◆ Exercise prompt ◆
Pick out every line in the items below that contains the string "Report", and copy each such line in full. Uppercase and lowercase letters are treated as different.

### Material shown

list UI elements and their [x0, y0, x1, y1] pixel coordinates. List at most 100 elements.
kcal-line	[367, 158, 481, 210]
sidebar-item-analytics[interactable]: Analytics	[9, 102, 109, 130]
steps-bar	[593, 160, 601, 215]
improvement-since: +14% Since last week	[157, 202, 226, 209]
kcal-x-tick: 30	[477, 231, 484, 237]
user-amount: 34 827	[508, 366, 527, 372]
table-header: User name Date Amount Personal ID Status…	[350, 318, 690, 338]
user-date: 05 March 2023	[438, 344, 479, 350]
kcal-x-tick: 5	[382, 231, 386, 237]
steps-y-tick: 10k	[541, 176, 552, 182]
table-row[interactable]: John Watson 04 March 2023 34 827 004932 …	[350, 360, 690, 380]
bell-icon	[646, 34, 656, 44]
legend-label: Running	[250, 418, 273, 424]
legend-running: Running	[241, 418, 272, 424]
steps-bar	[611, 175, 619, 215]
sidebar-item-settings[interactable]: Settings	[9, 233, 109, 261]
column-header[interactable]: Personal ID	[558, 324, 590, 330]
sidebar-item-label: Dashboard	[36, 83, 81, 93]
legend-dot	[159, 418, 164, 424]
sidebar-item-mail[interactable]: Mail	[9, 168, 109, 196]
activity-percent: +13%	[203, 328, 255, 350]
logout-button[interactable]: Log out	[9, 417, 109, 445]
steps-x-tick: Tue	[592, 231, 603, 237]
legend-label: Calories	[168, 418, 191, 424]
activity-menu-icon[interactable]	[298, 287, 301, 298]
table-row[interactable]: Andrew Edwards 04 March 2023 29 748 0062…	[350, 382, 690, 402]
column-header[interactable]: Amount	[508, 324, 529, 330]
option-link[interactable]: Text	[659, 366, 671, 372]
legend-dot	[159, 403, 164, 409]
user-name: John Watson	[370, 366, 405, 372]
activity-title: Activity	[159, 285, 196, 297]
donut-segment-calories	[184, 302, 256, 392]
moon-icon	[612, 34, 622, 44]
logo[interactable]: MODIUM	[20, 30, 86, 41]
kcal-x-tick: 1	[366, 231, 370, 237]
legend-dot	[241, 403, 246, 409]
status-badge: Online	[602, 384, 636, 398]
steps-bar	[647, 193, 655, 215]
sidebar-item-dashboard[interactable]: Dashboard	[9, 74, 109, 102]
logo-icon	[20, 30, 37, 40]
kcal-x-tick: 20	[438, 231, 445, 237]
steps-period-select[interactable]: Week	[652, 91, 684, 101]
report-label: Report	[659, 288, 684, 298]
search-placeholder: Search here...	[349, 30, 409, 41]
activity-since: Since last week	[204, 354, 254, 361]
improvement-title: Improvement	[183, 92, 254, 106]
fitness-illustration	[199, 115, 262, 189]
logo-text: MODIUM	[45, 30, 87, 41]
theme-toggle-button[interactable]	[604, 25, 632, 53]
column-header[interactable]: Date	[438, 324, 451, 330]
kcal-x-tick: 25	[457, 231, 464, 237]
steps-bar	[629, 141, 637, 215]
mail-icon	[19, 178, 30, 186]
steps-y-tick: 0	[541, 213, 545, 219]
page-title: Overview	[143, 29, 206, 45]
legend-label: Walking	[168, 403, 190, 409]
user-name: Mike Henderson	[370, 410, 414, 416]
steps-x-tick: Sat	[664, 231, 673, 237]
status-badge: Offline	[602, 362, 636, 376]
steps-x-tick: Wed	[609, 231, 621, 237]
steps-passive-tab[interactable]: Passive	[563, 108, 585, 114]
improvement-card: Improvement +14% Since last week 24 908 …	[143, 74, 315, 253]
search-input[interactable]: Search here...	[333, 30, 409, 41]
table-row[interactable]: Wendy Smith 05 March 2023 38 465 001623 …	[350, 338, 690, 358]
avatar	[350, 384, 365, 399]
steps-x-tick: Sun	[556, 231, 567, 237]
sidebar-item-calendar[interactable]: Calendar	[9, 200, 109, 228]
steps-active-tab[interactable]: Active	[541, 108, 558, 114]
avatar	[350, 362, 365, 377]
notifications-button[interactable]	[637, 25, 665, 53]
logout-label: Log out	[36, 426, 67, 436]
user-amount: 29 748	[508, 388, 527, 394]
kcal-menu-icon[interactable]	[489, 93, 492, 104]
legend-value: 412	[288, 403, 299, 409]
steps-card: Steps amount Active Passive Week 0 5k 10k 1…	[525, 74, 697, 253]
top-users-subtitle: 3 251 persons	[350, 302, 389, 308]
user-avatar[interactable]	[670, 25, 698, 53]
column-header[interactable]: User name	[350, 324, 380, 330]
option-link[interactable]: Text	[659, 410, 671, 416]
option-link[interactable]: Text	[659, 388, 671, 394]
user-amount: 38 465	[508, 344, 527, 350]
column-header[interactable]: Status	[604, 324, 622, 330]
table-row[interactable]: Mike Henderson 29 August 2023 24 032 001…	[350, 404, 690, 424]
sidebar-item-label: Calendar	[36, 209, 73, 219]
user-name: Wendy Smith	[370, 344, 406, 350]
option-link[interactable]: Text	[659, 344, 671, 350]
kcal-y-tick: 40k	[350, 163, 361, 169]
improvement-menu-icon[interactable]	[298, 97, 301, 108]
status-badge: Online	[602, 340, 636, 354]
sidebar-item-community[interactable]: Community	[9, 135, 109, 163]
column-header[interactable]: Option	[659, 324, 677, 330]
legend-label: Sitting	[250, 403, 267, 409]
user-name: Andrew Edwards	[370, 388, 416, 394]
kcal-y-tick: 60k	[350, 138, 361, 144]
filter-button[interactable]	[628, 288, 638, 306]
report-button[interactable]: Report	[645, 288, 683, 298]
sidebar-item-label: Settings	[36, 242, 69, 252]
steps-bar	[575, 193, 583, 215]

######

◆ Task solution ◆
report-label: Report	[659, 288, 684, 298]
report-button[interactable]: Report	[645, 288, 683, 298]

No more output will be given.